# WHAT TO PRODUCE
Transcribe all the entries word for word, but omit the images.

# INPUT FOR THIS TASK
** START **

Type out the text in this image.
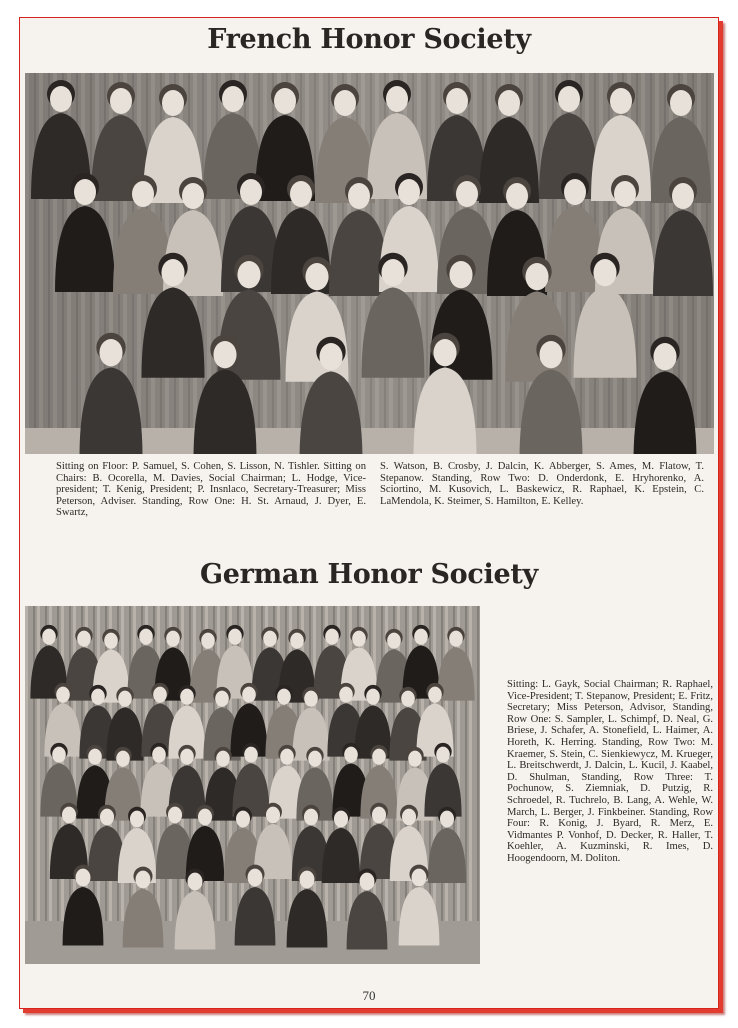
French Honor Society
Sitting on Floor: P. Samuel, S. Cohen, S. Lisson, N. Tishler. Sitting on Chairs: B. Ocorella, M. Davies, Social Chairman; L. Hodge, Vice-president; T. Kenig, President; P. Insnlaco, Secretary-Treasurer; Miss Peterson, Adviser. Standing, Row One: H. St. Arnaud, J. Dyer, E. Swartz,
S. Watson, B. Crosby, J. Dalcin, K. Abberger, S. Ames, M. Flatow, T. Stepanow. Standing, Row Two: D. Onderdonk, E. Hryhorenko, A. Sciortino, M. Kusovich, L. Baskewicz, R. Raphael, K. Epstein, C. LaMendola, K. Steimer, S. Hamilton, E. Kelley.
German Honor Society
Sitting: L. Gayk, Social Chairman; R. Raphael, Vice-President; T. Stepanow, President; E. Fritz, Secretary; Miss Peterson, Advisor, Standing, Row One: S. Sampler, L. Schimpf, D. Neal, G. Briese, J. Schafer, A. Stonefield, L. Haimer, A. Horeth, K. Herring. Standing, Row Two: M. Kraemer, S. Stein, C. Sienkiewycz, M. Krueger, L. Breitschwerdt, J. Dalcin, L. Kucil, J. Kaabel, D. Shulman, Standing, Row Three: T. Pochunow, S. Ziemniak, D. Putzig, R. Schroedel, R. Tuchrelo, B. Lang, A. Wehle, W. March, L. Berger, J. Finkbeiner. Standing, Row Four: R. Konig, J. Byard, R. Merz, E. Vidmantes P. Vonhof, D. Decker, R. Haller, T. Koehler, A. Kuzminski, R. Imes, D. Hoogendoorn, M. Doliton.
70
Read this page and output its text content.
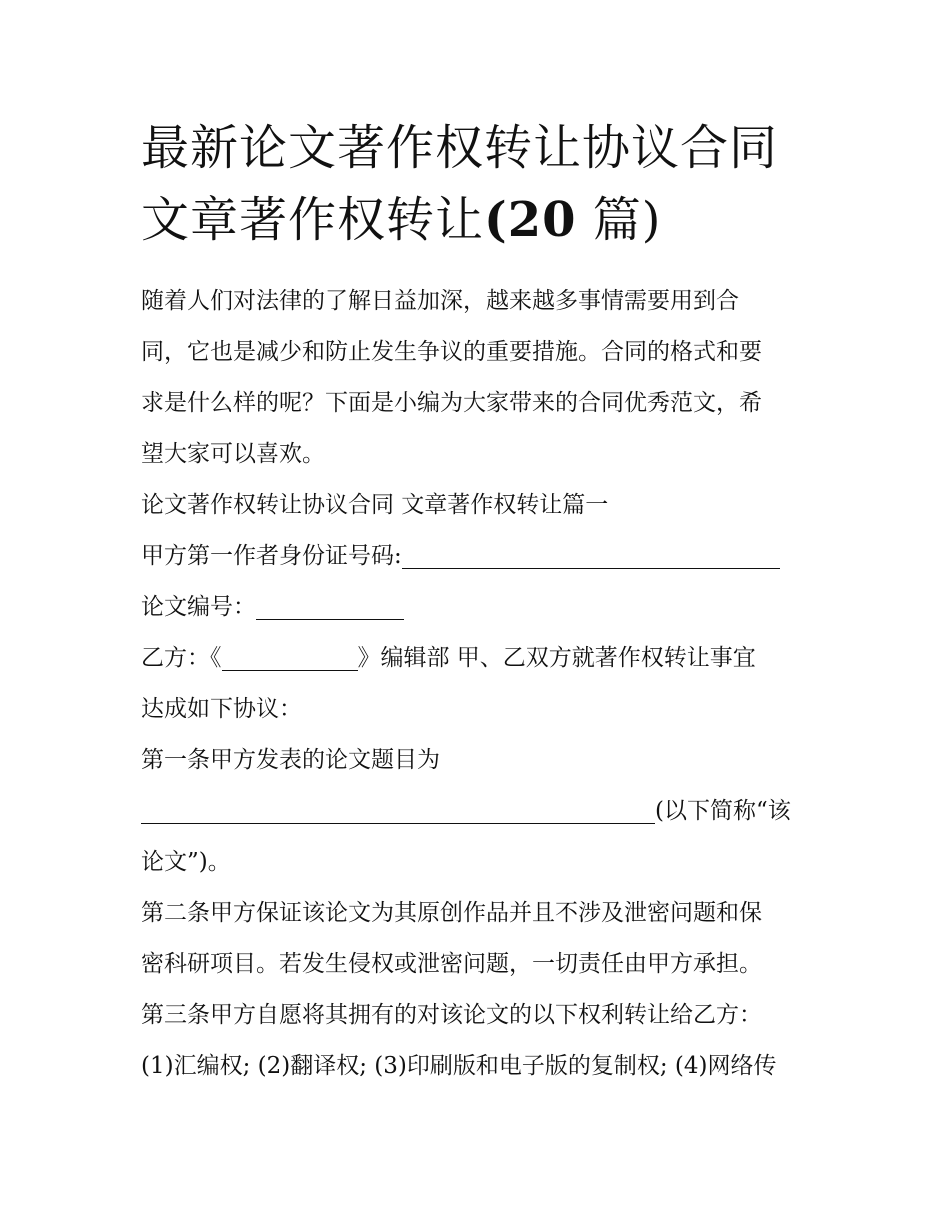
最新论文著作权转让协议合同
文章著作权转让(20 篇)

随着人们对法律的了解日益加深，越来越多事情需要用到合

同，它也是减少和防止发生争议的重要措施。合同的格式和要

求是什么样的呢？下面是小编为大家带来的合同优秀范文，希

望大家可以喜欢。

论文著作权转让协议合同 文章著作权转让篇一

甲方第一作者身份证号码:

论文编号：

乙方：《	》编辑部 甲、乙双方就著作权转让事宜

达成如下协议：

第一条甲方发表的论文题目为

(以下简称“该

论文”)。

第二条甲方保证该论文为其原创作品并且不涉及泄密问题和保

密科研项目。若发生侵权或泄密问题，一切责任由甲方承担。

第三条甲方自愿将其拥有的对该论文的以下权利转让给乙方：

(1)汇编权; (2)翻译权; (3)印刷版和电子版的复制权; (4)网络传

** END **

# COMPLETE ANSWER
Type out the text in this image.
French Honor Society
Sitting on Floor: P. Samuel, S. Cohen, S. Lisson, N. Tishler. Sitting on Chairs: B. Ocorella, M. Davies, Social Chairman; L. Hodge, Vice-president; T. Kenig, President; P. Insnlaco, Secretary-Treasurer; Miss Peterson, Adviser. Standing, Row One: H. St. Arnaud, J. Dyer, E. Swartz,
S. Watson, B. Crosby, J. Dalcin, K. Abberger, S. Ames, M. Flatow, T. Stepanow. Standing, Row Two: D. Onderdonk, E. Hryhorenko, A. Sciortino, M. Kusovich, L. Baskewicz, R. Raphael, K. Epstein, C. LaMendola, K. Steimer, S. Hamilton, E. Kelley.
German Honor Society
Sitting: L. Gayk, Social Chairman; R. Raphael, Vice-President; T. Stepanow, President; E. Fritz, Secretary; Miss Peterson, Advisor, Standing, Row One: S. Sampler, L. Schimpf, D. Neal, G. Briese, J. Schafer, A. Stonefield, L. Haimer, A. Horeth, K. Herring. Standing, Row Two: M. Kraemer, S. Stein, C. Sienkiewycz, M. Krueger, L. Breitschwerdt, J. Dalcin, L. Kucil, J. Kaabel, D. Shulman, Standing, Row Three: T. Pochunow, S. Ziemniak, D. Putzig, R. Schroedel, R. Tuchrelo, B. Lang, A. Wehle, W. March, L. Berger, J. Finkbeiner. Standing, Row Four: R. Konig, J. Byard, R. Merz, E. Vidmantes P. Vonhof, D. Decker, R. Haller, T. Koehler, A. Kuzminski, R. Imes, D. Hoogendoorn, M. Doliton.
70
Read this page and output its text content.
最新论文著作权转让协议合同
文章著作权转让(20 篇)

随着人们对法律的了解日益加深，越来越多事情需要用到合

同，它也是减少和防止发生争议的重要措施。合同的格式和要

求是什么样的呢？下面是小编为大家带来的合同优秀范文，希

望大家可以喜欢。

论文著作权转让协议合同 文章著作权转让篇一

甲方第一作者身份证号码:

论文编号：

乙方：《	》编辑部 甲、乙双方就著作权转让事宜

达成如下协议：

第一条甲方发表的论文题目为

(以下简称“该

论文”)。

第二条甲方保证该论文为其原创作品并且不涉及泄密问题和保

密科研项目。若发生侵权或泄密问题，一切责任由甲方承担。

第三条甲方自愿将其拥有的对该论文的以下权利转让给乙方：

(1)汇编权; (2)翻译权; (3)印刷版和电子版的复制权; (4)网络传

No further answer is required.